## Input rows
· · · ·

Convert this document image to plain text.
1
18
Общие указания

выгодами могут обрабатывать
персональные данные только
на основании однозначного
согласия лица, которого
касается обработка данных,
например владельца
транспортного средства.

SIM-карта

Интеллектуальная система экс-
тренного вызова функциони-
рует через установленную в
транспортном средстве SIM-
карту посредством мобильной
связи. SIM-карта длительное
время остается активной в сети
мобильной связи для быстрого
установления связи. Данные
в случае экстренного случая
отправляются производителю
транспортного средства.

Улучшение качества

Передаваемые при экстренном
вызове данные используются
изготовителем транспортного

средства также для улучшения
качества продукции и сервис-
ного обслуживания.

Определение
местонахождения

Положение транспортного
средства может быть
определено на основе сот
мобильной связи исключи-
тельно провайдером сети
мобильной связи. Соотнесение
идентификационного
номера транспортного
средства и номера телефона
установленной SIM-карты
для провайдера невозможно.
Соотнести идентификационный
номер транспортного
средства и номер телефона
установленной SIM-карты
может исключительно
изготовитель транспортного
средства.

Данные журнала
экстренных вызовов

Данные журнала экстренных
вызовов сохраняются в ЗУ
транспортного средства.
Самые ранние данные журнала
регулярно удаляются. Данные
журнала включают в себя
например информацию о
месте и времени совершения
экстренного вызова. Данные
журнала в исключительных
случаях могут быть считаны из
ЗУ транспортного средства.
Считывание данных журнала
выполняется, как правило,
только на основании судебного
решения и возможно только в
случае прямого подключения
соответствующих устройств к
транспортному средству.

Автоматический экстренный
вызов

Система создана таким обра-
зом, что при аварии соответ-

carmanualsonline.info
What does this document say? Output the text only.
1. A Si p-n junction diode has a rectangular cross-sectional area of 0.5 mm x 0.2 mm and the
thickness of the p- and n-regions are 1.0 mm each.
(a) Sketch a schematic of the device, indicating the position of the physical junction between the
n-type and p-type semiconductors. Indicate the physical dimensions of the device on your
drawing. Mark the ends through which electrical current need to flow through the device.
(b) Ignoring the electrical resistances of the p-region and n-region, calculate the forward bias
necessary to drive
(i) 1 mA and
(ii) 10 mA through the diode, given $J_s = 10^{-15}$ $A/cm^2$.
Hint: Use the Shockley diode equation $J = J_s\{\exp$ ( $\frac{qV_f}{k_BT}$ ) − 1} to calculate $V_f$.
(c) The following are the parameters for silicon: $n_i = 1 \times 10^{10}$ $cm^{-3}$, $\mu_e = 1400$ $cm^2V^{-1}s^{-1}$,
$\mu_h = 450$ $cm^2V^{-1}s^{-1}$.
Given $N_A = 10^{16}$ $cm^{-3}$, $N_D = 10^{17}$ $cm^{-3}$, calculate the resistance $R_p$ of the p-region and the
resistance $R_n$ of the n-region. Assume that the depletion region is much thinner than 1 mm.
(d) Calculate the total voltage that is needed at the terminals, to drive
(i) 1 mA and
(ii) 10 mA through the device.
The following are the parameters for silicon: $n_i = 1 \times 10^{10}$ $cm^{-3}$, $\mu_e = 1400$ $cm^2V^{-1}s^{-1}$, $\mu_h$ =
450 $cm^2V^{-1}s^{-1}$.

· · · ·

## Problem requirements
From the entries, copy out each line containing the word "журнала".

## Answer below
Данные журнала
Данные журнала экстренных
Самые ранние данные журнала
журнала включают в себя
журнала в исключительных
Считывание данных журнала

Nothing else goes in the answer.